_Your objective:_
Wherever "afines" appears in a line, copy that line.

_Exercise material:_

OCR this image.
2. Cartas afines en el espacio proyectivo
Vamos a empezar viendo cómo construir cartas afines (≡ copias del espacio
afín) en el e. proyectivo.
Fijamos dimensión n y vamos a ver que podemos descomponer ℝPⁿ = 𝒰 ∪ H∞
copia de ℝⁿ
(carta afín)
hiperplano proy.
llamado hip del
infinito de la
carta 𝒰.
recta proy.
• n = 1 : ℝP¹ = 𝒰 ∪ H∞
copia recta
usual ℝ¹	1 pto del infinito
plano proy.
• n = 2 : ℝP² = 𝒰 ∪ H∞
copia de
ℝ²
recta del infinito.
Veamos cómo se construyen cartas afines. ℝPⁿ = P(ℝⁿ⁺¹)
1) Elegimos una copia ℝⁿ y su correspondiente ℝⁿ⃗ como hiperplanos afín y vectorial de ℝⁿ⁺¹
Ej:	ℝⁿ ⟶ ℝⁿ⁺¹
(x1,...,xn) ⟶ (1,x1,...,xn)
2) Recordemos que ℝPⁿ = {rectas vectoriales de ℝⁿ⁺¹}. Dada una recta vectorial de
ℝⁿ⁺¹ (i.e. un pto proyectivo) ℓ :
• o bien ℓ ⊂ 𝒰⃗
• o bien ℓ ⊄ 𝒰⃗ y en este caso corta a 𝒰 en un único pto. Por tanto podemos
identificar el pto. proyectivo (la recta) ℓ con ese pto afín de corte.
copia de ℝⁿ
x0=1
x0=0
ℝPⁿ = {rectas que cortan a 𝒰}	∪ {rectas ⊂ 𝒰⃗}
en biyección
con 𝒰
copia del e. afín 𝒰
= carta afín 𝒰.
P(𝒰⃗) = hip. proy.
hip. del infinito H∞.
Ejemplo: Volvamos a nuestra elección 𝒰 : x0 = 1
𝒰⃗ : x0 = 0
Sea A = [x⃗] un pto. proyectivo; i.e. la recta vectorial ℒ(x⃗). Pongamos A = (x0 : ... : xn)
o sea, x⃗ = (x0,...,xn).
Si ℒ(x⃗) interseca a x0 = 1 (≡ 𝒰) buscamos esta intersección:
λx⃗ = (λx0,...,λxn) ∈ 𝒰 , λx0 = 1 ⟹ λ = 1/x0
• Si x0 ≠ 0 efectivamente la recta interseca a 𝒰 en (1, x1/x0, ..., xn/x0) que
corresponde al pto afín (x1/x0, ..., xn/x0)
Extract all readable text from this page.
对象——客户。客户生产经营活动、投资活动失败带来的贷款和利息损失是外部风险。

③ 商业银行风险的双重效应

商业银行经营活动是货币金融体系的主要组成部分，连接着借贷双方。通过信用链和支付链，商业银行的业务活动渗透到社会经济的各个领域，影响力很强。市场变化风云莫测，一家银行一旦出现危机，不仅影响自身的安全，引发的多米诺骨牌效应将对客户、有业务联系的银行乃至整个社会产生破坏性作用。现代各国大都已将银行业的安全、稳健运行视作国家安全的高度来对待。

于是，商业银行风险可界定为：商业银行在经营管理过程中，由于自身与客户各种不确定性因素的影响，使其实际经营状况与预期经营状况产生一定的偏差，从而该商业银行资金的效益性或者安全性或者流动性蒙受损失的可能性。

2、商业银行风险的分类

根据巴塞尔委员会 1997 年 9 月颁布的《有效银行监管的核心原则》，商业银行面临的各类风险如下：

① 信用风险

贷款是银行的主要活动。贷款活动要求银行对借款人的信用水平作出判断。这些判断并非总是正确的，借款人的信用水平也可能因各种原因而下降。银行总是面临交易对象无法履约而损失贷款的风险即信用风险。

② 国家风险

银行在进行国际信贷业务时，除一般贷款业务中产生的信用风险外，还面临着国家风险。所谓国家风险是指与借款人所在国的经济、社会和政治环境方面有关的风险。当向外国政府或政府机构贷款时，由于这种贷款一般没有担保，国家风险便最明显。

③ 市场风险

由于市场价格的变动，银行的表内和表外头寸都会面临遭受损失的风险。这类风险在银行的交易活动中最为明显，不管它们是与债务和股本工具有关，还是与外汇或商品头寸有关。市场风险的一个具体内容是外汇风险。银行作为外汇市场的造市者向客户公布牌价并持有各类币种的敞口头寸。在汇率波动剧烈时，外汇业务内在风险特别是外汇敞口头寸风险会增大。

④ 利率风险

_Answer to this exercise:_
2. Cartas afines en el espacio proyectivo
Vamos a empezar viendo cómo construir cartas afines (≡ copias del espacio
Veamos cómo se construyen cartas afines. ℝPⁿ = P(ℝⁿ⁺¹)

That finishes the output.